[BEGIN Information given]

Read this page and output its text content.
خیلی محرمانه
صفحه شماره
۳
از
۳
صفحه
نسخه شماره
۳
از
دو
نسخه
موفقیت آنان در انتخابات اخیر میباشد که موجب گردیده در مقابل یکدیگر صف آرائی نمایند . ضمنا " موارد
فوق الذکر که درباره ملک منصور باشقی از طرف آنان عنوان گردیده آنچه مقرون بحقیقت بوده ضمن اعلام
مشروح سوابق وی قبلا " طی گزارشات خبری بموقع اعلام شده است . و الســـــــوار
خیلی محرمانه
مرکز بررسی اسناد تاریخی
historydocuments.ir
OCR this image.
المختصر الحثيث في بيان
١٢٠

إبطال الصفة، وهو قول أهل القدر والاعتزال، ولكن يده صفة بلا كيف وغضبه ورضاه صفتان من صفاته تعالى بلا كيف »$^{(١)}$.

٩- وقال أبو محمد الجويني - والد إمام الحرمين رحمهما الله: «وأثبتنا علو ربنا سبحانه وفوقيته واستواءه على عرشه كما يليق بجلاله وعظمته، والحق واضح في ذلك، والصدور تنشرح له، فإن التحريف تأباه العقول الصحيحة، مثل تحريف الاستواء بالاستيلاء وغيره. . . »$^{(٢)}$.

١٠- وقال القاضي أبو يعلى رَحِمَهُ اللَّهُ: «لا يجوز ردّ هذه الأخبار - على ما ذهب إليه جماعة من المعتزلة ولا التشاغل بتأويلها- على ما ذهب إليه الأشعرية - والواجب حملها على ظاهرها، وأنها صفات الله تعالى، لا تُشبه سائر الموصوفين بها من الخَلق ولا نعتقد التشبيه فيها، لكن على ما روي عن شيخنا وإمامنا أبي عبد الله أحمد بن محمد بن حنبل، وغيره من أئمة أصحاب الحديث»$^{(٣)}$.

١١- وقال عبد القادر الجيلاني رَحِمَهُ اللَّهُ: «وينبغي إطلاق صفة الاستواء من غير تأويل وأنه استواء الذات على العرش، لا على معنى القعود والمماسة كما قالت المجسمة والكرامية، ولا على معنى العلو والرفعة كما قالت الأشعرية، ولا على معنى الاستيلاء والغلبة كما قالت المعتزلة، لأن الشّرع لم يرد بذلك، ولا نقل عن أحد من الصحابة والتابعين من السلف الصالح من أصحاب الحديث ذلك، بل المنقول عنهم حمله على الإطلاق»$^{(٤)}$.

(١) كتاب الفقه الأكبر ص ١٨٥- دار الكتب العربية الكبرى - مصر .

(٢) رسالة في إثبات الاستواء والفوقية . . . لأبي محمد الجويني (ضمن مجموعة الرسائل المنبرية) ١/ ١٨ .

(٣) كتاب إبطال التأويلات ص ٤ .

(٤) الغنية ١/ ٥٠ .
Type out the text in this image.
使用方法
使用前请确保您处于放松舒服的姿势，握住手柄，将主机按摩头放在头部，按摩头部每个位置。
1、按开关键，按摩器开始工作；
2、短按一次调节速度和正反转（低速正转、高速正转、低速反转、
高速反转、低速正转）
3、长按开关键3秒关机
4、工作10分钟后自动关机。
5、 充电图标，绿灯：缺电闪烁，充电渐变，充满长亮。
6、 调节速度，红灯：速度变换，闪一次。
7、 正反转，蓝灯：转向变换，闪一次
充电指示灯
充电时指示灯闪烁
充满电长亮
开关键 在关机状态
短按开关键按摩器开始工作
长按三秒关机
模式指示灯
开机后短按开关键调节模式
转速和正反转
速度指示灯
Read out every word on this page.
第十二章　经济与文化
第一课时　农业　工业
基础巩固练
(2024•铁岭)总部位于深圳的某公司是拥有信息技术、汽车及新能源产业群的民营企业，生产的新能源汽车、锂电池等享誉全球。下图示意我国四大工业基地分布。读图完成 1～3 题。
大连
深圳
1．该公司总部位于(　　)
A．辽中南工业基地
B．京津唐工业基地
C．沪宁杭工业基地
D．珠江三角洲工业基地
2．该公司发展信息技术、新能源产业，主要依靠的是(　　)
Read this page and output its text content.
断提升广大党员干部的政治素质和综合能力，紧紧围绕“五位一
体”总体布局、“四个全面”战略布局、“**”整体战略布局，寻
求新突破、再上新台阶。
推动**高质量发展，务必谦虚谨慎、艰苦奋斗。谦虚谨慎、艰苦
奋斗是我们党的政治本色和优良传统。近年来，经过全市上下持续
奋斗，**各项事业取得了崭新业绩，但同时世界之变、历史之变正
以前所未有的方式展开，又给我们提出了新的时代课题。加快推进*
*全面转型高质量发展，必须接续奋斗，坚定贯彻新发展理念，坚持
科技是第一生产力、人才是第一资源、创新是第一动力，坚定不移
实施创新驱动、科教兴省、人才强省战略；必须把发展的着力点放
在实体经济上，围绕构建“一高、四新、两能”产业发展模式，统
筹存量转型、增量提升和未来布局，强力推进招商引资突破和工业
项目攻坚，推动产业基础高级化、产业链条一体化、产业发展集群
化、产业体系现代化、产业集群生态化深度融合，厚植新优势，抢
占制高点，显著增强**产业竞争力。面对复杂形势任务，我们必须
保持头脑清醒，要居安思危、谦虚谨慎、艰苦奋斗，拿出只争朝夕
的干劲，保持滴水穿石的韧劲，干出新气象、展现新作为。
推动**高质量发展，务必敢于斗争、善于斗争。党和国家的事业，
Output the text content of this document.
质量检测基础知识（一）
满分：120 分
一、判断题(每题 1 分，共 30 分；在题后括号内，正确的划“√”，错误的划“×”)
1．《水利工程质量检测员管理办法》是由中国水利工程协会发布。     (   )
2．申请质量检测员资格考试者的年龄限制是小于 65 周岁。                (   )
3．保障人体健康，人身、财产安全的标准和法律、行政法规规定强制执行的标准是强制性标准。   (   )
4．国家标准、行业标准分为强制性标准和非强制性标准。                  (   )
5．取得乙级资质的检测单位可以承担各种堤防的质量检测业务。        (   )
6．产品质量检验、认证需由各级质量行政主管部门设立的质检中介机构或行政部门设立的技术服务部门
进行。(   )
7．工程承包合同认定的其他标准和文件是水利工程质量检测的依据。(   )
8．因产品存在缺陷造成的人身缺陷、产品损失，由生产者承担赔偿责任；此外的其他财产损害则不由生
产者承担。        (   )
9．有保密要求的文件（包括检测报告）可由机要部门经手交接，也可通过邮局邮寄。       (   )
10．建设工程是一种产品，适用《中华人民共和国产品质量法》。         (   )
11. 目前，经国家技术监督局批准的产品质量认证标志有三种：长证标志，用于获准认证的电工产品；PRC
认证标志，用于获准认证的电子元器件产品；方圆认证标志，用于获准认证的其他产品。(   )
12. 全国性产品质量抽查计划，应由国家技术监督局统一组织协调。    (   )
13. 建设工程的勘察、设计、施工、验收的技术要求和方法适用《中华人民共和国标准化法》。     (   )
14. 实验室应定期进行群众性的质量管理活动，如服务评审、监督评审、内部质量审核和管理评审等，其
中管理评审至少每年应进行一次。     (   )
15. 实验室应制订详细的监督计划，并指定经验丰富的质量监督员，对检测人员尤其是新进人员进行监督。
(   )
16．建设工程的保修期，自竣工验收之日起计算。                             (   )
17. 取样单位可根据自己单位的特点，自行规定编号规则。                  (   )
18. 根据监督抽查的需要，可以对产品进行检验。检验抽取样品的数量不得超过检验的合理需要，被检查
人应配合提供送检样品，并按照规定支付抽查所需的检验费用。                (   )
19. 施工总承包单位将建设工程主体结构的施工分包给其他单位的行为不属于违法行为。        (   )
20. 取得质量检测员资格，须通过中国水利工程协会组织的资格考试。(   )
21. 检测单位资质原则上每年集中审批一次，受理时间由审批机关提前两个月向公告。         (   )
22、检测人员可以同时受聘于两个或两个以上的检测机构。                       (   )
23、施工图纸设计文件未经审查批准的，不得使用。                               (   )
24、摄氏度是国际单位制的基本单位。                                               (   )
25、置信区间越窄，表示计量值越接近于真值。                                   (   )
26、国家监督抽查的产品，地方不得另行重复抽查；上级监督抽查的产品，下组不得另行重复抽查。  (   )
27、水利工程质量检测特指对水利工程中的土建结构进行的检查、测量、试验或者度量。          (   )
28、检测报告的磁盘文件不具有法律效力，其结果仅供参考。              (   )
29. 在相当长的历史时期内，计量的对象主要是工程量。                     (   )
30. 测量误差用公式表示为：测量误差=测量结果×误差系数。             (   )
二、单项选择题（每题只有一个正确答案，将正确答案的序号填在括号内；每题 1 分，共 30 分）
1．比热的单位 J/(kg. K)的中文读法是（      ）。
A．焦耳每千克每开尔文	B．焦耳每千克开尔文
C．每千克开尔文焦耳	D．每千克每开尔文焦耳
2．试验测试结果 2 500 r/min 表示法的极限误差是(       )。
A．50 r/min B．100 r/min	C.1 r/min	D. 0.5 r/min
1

[END Information given]

◆ Exercise objective ◆
Pick out the lines that contain "الله" and copy them.

◆ Exercise answer ◆
٩- وقال أبو محمد الجويني - والد إمام الحرمين رحمهما الله: «وأثبتنا علو ربنا سبحانه وفوقيته واستواءه على عرشه كما يليق بجلاله وعظمته، والحق واضح في ذلك، والصدور تنشرح له، فإن التحريف تأباه العقول الصحيحة، مثل تحريف الاستواء بالاستيلاء وغيره. . . »$^{(٢)}$.
١٠- وقال القاضي أبو يعلى رَحِمَهُ اللَّهُ: «لا يجوز ردّ هذه الأخبار - على ما ذهب إليه جماعة من المعتزلة ولا التشاغل بتأويلها- على ما ذهب إليه الأشعرية - والواجب حملها على ظاهرها، وأنها صفات الله تعالى، لا تُشبه سائر الموصوفين بها من الخَلق ولا نعتقد التشبيه فيها، لكن على ما روي عن شيخنا وإمامنا أبي عبد الله أحمد بن محمد بن حنبل، وغيره من أئمة أصحاب الحديث»$^{(٣)}$.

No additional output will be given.